# YOUR INSTRUCTIONS
Set down each line of the material that follows, exactly, with no pictures.

# ENTRIES SUPPLIED
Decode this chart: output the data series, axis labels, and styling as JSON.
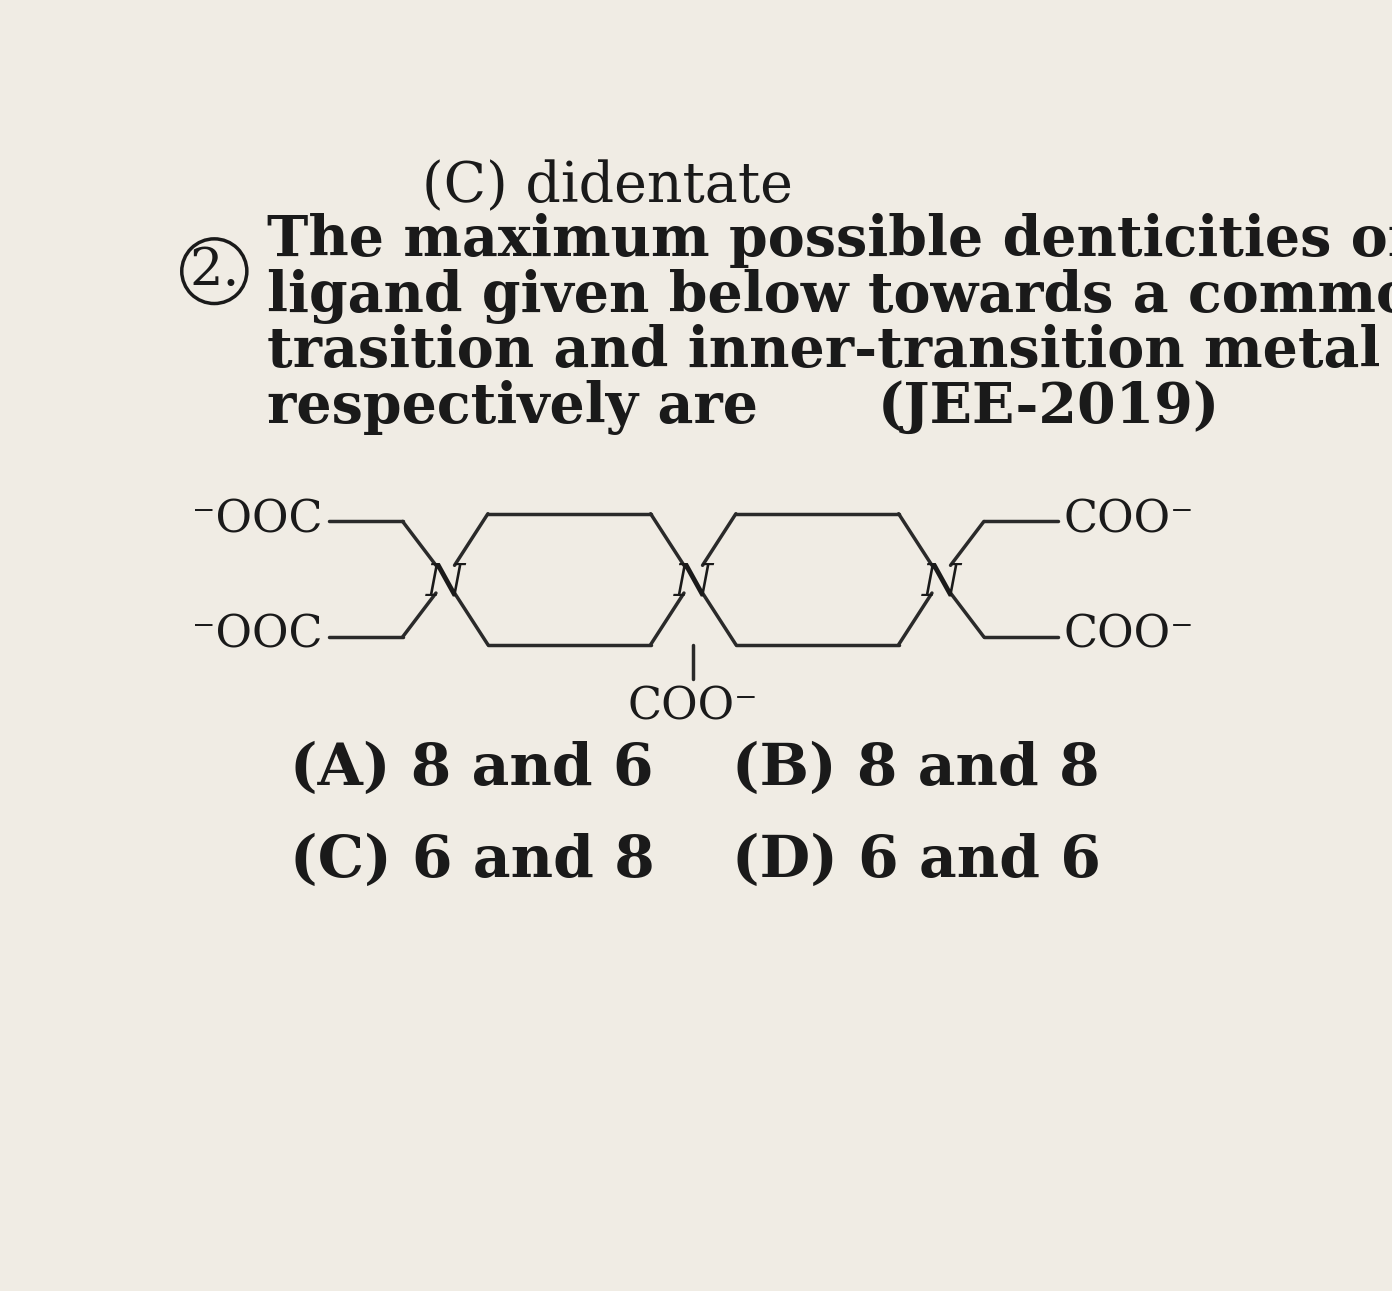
{
  "background_color": "#f0ece4",
  "title_top": "(C) didentate",
  "question_number": "2.",
  "question_text_line1": "The maximum possible denticities of a",
  "question_text_line2": "ligand given below towards a common",
  "question_text_line3": "trasition and inner-transition metal ion,",
  "question_text_line4": "respectively are",
  "reference": "(JEE-2019)",
  "options": [
    "(A) 8 and 6",
    "(B) 8 and 8",
    "(C) 6 and 8",
    "(D) 6 and 6"
  ],
  "text_color": "#1a1a1a",
  "line_color": "#2a2a2a",
  "font_size_text": 40,
  "font_size_option": 40,
  "font_size_molecule": 32,
  "N1x": 3.5,
  "N1y": 7.4,
  "N2x": 6.7,
  "N2y": 7.4,
  "N3x": 9.9,
  "N3y": 7.4
}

# RESULT OF THIS TASK
Decode this chart: output the data series, axis labels, and styling as JSON.
{
  "background_color": "#f0ece4",
  "title_top": "(C) didentate",
  "question_number": "2.",
  "question_text_line1": "The maximum possible denticities of a",
  "question_text_line2": "ligand given below towards a common",
  "question_text_line3": "trasition and inner-transition metal ion,",
  "question_text_line4": "respectively are",
  "reference": "(JEE-2019)",
  "options": [
    "(A) 8 and 6",
    "(B) 8 and 8",
    "(C) 6 and 8",
    "(D) 6 and 6"
  ],
  "text_color": "#1a1a1a",
  "line_color": "#2a2a2a",
  "font_size_text": 40,
  "font_size_option": 40,
  "font_size_molecule": 32,
  "N1x": 3.5,
  "N1y": 7.4,
  "N2x": 6.7,
  "N2y": 7.4,
  "N3x": 9.9,
  "N3y": 7.4
}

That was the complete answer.